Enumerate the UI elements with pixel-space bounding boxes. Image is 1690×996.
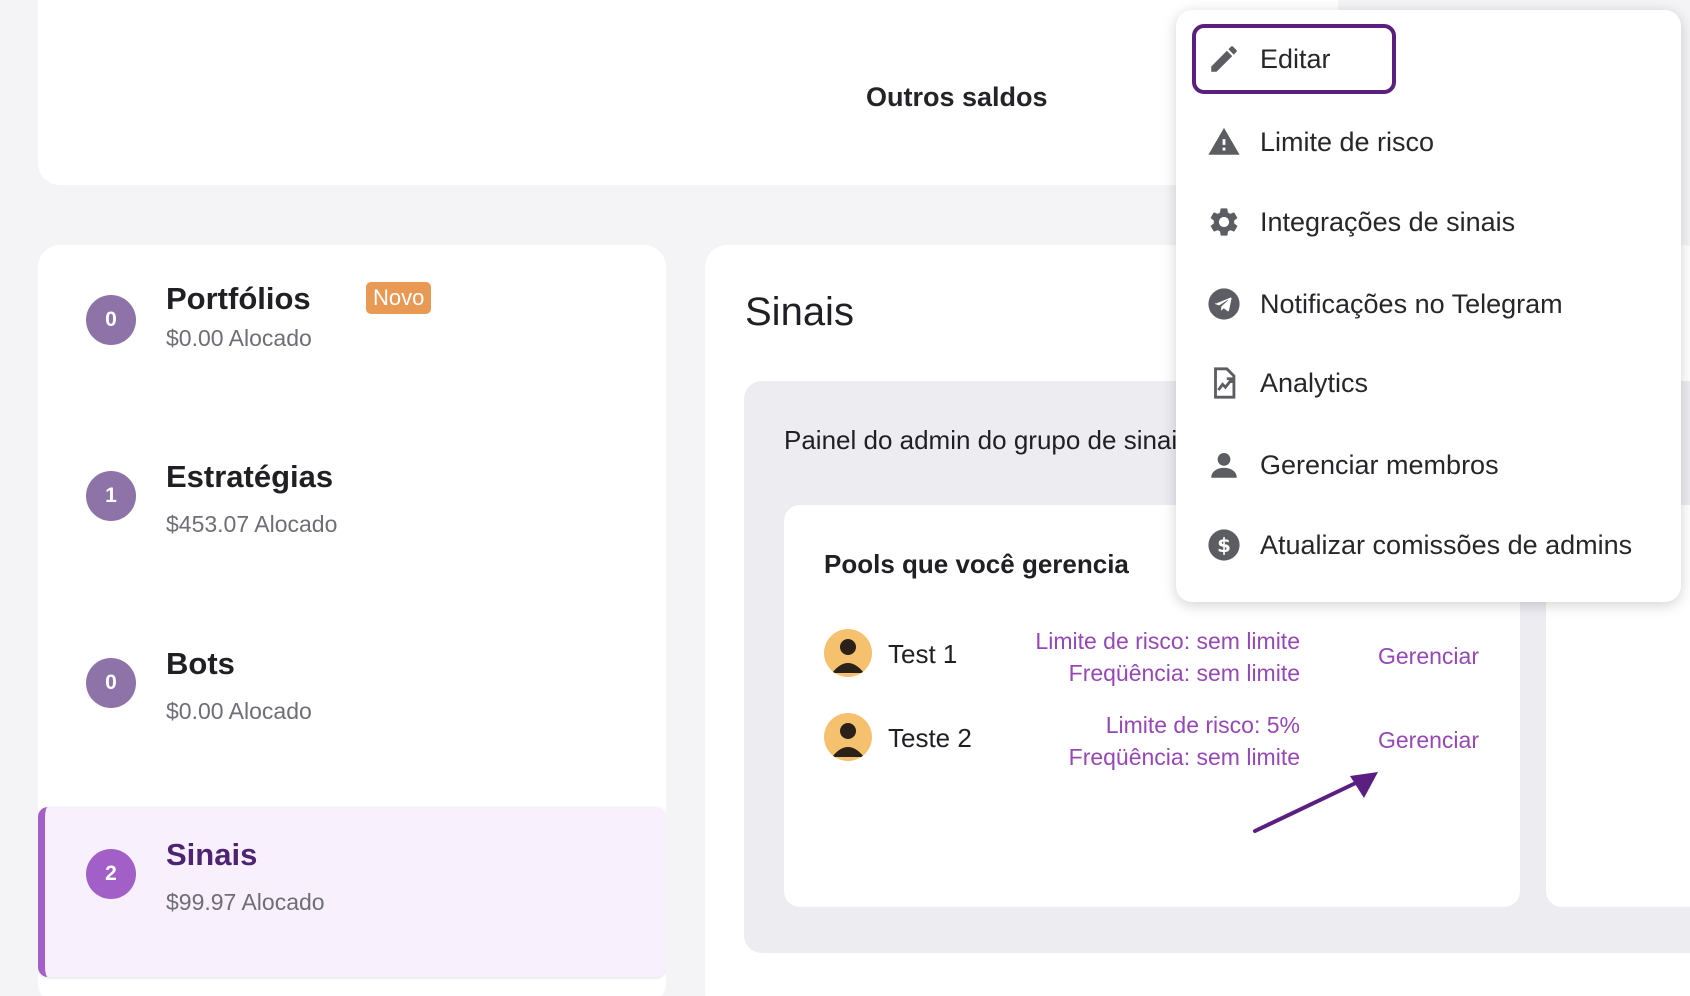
svg-text:$: $ (1217, 534, 1231, 557)
allocated-amount: $453.07 Alocado (166, 511, 338, 537)
actions-menu: Editar Limite de risco Integrações de si… (1176, 10, 1681, 602)
menu-item-label: Atualizar comissões de admins (1260, 529, 1633, 560)
pencil-icon (1206, 41, 1242, 77)
risk-limit-text: Limite de risco: 5% (1105, 712, 1300, 738)
menu-item-edit[interactable]: Editar (1192, 24, 1396, 94)
count-badge: 2 (86, 849, 136, 899)
frequency-text: Freqüência: sem limite (1068, 660, 1300, 686)
warning-icon (1206, 124, 1242, 160)
pool-name: Teste 2 (888, 723, 972, 753)
telegram-icon (1206, 286, 1242, 322)
count-badge: 0 (86, 295, 136, 345)
analytics-icon (1206, 365, 1242, 401)
sidebar-item-label: Portfólios (166, 281, 311, 316)
menu-item-label: Integrações de sinais (1260, 206, 1516, 237)
person-icon (1206, 447, 1242, 483)
menu-item-manage-members[interactable]: Gerenciar membros (1192, 430, 1664, 500)
menu-item-label: Analytics (1260, 367, 1369, 398)
pool-row: Test 1 Limite de risco: sem limite Freqü… (824, 625, 1484, 695)
menu-item-telegram-notifications[interactable]: Notificações no Telegram (1192, 269, 1664, 339)
new-badge: Novo (366, 282, 432, 314)
menu-item-signal-integrations[interactable]: Integrações de sinais (1192, 187, 1664, 257)
avatar (824, 713, 872, 761)
managed-pools-title: Pools que você gerencia (824, 549, 1129, 579)
manage-pool-link[interactable]: Gerenciar (1378, 727, 1479, 754)
sidebar-item-strategies[interactable]: 1 Estratégias $453.07 Alocado (38, 431, 666, 601)
pool-limits: Limite de risco: 5% Freqüência: sem limi… (1069, 709, 1300, 773)
allocated-amount: $0.00 Alocado (166, 325, 312, 351)
count-badge: 1 (86, 471, 136, 521)
count-badge: 0 (86, 658, 136, 708)
menu-item-update-admin-fees[interactable]: $ Atualizar comissões de admins (1192, 510, 1664, 580)
sidebar: 0 Portfólios Novo $0.00 Alocado 1 Estrat… (38, 245, 666, 996)
menu-item-analytics[interactable]: Analytics (1192, 348, 1664, 418)
sidebar-item-signals[interactable]: 2 Sinais $99.97 Alocado (38, 807, 666, 977)
allocated-amount: $0.00 Alocado (166, 698, 312, 724)
menu-item-label: Limite de risco (1260, 126, 1435, 157)
allocated-amount: $99.97 Alocado (166, 889, 325, 915)
page-title: Sinais (745, 290, 854, 334)
sidebar-item-label: Estratégias (166, 459, 334, 494)
other-balances-title: Outros saldos (866, 82, 1048, 112)
menu-item-risk-limit[interactable]: Limite de risco (1192, 107, 1664, 177)
manage-pool-link[interactable]: Gerenciar (1378, 643, 1479, 670)
menu-item-label: Notificações no Telegram (1260, 288, 1563, 319)
sidebar-item-label: Sinais (166, 837, 258, 872)
pool-name: Test 1 (888, 639, 958, 669)
dollar-icon: $ (1206, 527, 1242, 563)
sidebar-item-label: Bots (166, 646, 235, 681)
balances-card: Outros saldos (38, 0, 1338, 185)
avatar (824, 629, 872, 677)
menu-item-label: Editar (1260, 43, 1331, 74)
gear-icon (1206, 204, 1242, 240)
risk-limit-text: Limite de risco: sem limite (1035, 628, 1300, 654)
annotation-arrow-icon (1253, 772, 1378, 833)
pool-limits: Limite de risco: sem limite Freqüência: … (1035, 625, 1300, 689)
sidebar-item-bots[interactable]: 0 Bots $0.00 Alocado (38, 618, 666, 788)
menu-item-label: Gerenciar membros (1260, 449, 1499, 480)
admin-panel-caption: Painel do admin do grupo de sinais (784, 425, 1191, 455)
sidebar-item-portfolios[interactable]: 0 Portfólios Novo $0.00 Alocado (38, 245, 666, 415)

**Problem requirements**.
Reproduce all of the data above line for line, without any changes, and leave out the pictures.

**Reply**.
Enumerate the UI elements with pixel-space bounding boxes. Image is 1690×996.
svg-text:$: $ (1217, 534, 1231, 557)
allocated-amount: $453.07 Alocado (166, 511, 338, 537)
actions-menu: Editar Limite de risco Integrações de si… (1176, 10, 1681, 602)
menu-item-label: Atualizar comissões de admins (1260, 529, 1633, 560)
pencil-icon (1206, 41, 1242, 77)
risk-limit-text: Limite de risco: 5% (1105, 712, 1300, 738)
menu-item-edit[interactable]: Editar (1192, 24, 1396, 94)
count-badge: 2 (86, 849, 136, 899)
frequency-text: Freqüência: sem limite (1068, 660, 1300, 686)
warning-icon (1206, 124, 1242, 160)
pool-name: Teste 2 (888, 723, 972, 753)
telegram-icon (1206, 286, 1242, 322)
count-badge: 0 (86, 295, 136, 345)
analytics-icon (1206, 365, 1242, 401)
sidebar-item-label: Portfólios (166, 281, 311, 316)
menu-item-label: Integrações de sinais (1260, 206, 1516, 237)
person-icon (1206, 447, 1242, 483)
menu-item-manage-members[interactable]: Gerenciar membros (1192, 430, 1664, 500)
menu-item-label: Analytics (1260, 367, 1369, 398)
pool-row: Test 1 Limite de risco: sem limite Freqü… (824, 625, 1484, 695)
menu-item-telegram-notifications[interactable]: Notificações no Telegram (1192, 269, 1664, 339)
new-badge: Novo (366, 282, 432, 314)
menu-item-signal-integrations[interactable]: Integrações de sinais (1192, 187, 1664, 257)
avatar (824, 713, 872, 761)
managed-pools-title: Pools que você gerencia (824, 549, 1129, 579)
manage-pool-link[interactable]: Gerenciar (1378, 727, 1479, 754)
sidebar-item-strategies[interactable]: 1 Estratégias $453.07 Alocado (38, 431, 666, 601)
pool-limits: Limite de risco: 5% Freqüência: sem limi… (1069, 709, 1300, 773)
allocated-amount: $0.00 Alocado (166, 325, 312, 351)
count-badge: 1 (86, 471, 136, 521)
count-badge: 0 (86, 658, 136, 708)
menu-item-update-admin-fees[interactable]: $ Atualizar comissões de admins (1192, 510, 1664, 580)
sidebar: 0 Portfólios Novo $0.00 Alocado 1 Estrat… (38, 245, 666, 996)
menu-item-analytics[interactable]: Analytics (1192, 348, 1664, 418)
sidebar-item-signals[interactable]: 2 Sinais $99.97 Alocado (38, 807, 666, 977)
allocated-amount: $0.00 Alocado (166, 698, 312, 724)
menu-item-label: Limite de risco (1260, 126, 1435, 157)
allocated-amount: $99.97 Alocado (166, 889, 325, 915)
page-title: Sinais (745, 290, 854, 334)
sidebar-item-label: Estratégias (166, 459, 334, 494)
other-balances-title: Outros saldos (866, 82, 1048, 112)
menu-item-risk-limit[interactable]: Limite de risco (1192, 107, 1664, 177)
manage-pool-link[interactable]: Gerenciar (1378, 643, 1479, 670)
menu-item-label: Notificações no Telegram (1260, 288, 1563, 319)
sidebar-item-label: Sinais (166, 837, 258, 872)
pool-name: Test 1 (888, 639, 958, 669)
dollar-icon: $ (1206, 527, 1242, 563)
sidebar-item-label: Bots (166, 646, 235, 681)
balances-card: Outros saldos (38, 0, 1338, 185)
avatar (824, 629, 872, 677)
menu-item-label: Editar (1260, 43, 1331, 74)
gear-icon (1206, 204, 1242, 240)
risk-limit-text: Limite de risco: sem limite (1035, 628, 1300, 654)
annotation-arrow-icon (1253, 772, 1378, 833)
pool-limits: Limite de risco: sem limite Freqüência: … (1035, 625, 1300, 689)
sidebar-item-bots[interactable]: 0 Bots $0.00 Alocado (38, 618, 666, 788)
menu-item-label: Gerenciar membros (1260, 449, 1499, 480)
admin-panel-caption: Painel do admin do grupo de sinais (784, 425, 1191, 455)
sidebar-item-portfolios[interactable]: 0 Portfólios Novo $0.00 Alocado (38, 245, 666, 415)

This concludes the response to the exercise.